* **Task**
Comb the records below for the string "Belt" and copy each line where it turns up.
● ● ● ● ●
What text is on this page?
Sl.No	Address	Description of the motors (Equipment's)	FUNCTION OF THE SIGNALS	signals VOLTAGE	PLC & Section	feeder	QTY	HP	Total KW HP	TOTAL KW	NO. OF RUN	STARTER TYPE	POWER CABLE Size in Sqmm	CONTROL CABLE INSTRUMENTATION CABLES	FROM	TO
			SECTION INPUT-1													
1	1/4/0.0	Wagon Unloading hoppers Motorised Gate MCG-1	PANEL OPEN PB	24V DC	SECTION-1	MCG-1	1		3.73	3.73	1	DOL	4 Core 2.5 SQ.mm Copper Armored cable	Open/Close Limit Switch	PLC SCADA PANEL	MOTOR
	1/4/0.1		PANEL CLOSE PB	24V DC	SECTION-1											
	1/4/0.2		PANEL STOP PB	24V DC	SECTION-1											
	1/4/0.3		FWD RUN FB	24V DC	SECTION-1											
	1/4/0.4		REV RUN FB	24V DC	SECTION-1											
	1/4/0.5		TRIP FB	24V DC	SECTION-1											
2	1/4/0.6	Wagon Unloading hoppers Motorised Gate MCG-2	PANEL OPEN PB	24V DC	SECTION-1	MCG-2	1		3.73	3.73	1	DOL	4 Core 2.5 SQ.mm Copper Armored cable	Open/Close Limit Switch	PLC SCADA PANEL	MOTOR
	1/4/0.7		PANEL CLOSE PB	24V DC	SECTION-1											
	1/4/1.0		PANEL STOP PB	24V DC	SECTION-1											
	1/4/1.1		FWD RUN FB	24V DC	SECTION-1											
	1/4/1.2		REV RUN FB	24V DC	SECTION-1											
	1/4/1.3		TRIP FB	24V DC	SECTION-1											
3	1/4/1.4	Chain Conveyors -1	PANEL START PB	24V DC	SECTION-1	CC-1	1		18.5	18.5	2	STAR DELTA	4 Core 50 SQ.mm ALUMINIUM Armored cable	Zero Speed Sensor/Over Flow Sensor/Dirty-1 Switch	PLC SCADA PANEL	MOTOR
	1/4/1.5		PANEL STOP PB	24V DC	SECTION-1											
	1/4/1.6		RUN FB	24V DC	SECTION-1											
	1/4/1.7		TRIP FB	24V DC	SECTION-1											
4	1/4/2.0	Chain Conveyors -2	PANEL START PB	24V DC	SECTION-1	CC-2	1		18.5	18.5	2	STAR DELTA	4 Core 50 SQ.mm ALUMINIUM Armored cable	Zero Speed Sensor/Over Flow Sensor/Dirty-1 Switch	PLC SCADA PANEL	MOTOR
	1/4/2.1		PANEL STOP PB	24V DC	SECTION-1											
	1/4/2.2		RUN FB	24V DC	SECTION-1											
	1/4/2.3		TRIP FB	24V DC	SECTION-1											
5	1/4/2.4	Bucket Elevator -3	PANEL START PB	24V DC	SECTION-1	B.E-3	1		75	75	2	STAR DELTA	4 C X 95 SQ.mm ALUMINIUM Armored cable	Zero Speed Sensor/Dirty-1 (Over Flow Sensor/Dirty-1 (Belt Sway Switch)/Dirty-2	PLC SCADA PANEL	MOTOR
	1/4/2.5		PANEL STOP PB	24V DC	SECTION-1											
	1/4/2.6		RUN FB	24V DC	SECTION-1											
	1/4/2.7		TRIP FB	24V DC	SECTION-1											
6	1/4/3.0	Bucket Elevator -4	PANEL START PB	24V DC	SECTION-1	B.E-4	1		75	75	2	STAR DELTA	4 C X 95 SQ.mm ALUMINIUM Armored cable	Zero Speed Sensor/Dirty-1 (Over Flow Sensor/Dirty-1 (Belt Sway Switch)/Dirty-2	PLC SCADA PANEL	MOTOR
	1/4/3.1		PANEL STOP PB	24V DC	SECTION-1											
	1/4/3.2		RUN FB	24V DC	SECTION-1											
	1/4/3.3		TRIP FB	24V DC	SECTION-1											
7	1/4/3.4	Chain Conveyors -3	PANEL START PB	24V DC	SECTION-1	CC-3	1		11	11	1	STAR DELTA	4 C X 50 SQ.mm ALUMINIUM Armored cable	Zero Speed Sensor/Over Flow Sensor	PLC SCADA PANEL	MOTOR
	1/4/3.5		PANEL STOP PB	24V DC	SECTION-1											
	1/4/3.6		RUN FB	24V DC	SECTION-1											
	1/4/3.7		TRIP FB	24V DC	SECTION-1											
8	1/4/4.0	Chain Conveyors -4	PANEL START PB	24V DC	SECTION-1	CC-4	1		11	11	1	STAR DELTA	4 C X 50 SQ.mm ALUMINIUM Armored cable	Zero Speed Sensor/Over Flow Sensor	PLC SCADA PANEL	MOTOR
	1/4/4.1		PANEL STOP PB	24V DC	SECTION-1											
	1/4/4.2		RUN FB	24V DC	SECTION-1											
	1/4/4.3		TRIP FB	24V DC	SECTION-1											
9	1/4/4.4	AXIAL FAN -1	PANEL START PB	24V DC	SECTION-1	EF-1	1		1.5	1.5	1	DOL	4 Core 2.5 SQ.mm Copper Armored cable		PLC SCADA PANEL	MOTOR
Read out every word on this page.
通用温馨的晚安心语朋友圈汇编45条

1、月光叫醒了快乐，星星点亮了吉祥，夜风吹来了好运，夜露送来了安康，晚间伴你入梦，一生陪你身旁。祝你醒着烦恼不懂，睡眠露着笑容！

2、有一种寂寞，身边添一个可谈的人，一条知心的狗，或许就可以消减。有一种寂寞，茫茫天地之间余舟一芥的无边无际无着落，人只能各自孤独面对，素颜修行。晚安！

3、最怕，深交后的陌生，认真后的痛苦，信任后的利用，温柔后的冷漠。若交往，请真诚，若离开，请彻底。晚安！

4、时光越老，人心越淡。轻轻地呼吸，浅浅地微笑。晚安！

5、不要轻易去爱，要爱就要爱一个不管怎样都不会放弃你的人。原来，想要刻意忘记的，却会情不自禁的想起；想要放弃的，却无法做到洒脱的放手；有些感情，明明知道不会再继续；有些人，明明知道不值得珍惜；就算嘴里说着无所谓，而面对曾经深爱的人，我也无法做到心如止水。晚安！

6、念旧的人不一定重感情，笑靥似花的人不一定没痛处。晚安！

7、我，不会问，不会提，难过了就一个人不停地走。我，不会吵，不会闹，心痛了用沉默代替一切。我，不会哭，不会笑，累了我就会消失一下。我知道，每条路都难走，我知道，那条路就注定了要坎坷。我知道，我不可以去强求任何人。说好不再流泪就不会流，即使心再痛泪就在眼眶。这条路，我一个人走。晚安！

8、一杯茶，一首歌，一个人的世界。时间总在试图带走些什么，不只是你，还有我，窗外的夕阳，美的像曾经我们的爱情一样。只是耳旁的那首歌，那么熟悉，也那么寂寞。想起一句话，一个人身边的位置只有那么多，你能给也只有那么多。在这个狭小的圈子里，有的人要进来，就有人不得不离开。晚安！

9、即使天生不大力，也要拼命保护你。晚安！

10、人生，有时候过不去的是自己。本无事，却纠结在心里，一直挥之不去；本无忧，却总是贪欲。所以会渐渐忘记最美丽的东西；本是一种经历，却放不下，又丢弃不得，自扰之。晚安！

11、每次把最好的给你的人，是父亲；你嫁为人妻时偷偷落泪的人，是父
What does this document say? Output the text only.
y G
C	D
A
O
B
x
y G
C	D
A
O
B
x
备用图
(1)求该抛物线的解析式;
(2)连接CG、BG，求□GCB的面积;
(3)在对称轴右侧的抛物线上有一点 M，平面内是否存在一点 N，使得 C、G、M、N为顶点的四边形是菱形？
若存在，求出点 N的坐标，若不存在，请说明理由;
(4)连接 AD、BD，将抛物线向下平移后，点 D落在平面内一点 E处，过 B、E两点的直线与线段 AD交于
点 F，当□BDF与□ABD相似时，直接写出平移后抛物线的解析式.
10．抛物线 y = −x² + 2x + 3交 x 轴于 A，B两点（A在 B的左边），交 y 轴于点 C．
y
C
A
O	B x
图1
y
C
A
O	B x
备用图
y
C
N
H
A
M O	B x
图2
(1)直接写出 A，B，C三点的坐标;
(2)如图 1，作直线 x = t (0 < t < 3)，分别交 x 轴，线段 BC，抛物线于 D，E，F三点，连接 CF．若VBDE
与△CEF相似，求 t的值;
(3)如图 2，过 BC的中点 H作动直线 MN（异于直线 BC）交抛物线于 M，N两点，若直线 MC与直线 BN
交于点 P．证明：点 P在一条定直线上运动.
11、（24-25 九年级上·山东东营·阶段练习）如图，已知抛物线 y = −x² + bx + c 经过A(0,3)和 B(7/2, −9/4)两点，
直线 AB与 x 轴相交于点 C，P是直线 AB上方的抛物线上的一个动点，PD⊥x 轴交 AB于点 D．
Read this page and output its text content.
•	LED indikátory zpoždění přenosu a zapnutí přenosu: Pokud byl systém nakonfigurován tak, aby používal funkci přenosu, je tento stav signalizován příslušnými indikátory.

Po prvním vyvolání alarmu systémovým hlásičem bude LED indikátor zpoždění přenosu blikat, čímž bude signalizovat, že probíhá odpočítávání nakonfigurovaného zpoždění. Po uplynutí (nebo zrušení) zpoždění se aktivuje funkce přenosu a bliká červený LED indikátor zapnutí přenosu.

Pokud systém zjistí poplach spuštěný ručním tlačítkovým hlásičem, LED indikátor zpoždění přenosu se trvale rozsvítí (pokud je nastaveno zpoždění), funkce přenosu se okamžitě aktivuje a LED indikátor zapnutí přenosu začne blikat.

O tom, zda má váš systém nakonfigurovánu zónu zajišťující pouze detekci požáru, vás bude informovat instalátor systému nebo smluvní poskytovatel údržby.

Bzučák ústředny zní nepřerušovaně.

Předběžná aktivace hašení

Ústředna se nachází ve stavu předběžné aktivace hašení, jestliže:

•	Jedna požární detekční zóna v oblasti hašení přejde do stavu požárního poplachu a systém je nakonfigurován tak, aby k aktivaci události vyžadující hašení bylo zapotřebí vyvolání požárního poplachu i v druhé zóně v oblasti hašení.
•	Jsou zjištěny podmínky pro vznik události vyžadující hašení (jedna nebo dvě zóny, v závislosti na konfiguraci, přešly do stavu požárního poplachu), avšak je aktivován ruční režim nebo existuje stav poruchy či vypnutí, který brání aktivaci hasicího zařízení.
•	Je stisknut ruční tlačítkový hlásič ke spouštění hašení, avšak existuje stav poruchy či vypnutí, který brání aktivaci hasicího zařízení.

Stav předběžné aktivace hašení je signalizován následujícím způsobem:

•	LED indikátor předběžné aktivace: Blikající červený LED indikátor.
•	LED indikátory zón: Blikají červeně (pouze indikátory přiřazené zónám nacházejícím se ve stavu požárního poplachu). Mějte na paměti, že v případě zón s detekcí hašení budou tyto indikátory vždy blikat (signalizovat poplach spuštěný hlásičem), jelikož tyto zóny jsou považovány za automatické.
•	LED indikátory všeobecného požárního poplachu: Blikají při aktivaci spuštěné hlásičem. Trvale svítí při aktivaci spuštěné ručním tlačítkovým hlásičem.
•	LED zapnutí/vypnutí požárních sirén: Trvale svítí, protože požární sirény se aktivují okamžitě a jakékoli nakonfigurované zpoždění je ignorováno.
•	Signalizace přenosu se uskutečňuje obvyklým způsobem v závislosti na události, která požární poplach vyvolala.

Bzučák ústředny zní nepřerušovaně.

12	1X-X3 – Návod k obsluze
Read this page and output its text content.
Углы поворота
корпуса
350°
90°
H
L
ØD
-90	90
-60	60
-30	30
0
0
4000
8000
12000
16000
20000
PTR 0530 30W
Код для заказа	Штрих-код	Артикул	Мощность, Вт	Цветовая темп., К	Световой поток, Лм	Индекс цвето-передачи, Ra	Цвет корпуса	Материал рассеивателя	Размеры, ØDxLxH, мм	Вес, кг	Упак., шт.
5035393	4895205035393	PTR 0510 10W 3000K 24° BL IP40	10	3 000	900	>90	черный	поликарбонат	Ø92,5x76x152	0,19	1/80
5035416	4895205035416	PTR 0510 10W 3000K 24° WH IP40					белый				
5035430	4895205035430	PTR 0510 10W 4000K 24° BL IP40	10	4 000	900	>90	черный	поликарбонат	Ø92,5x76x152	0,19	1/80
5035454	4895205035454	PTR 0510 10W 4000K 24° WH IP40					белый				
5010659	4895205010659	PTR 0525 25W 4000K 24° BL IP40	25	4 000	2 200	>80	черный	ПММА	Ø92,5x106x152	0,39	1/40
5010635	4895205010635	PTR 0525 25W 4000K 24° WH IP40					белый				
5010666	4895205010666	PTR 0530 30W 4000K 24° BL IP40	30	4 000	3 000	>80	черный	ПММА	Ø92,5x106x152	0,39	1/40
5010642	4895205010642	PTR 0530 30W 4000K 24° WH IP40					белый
● ● ● ● ●
* **Exercise output**
5	1/4/2.4	Bucket Elevator -3	PANEL START PB	24V DC	SECTION-1	B.E-3	1		75	75	2	STAR DELTA	4 C X 95 SQ.mm ALUMINIUM Armored cable	Zero Speed Sensor/Dirty-1 (Over Flow Sensor/Dirty-1 (Belt Sway Switch)/Dirty-2	PLC SCADA PANEL	MOTOR
6	1/4/3.0	Bucket Elevator -4	PANEL START PB	24V DC	SECTION-1	B.E-4	1		75	75	2	STAR DELTA	4 C X 95 SQ.mm ALUMINIUM Armored cable	Zero Speed Sensor/Dirty-1 (Over Flow Sensor/Dirty-1 (Belt Sway Switch)/Dirty-2	PLC SCADA PANEL	MOTOR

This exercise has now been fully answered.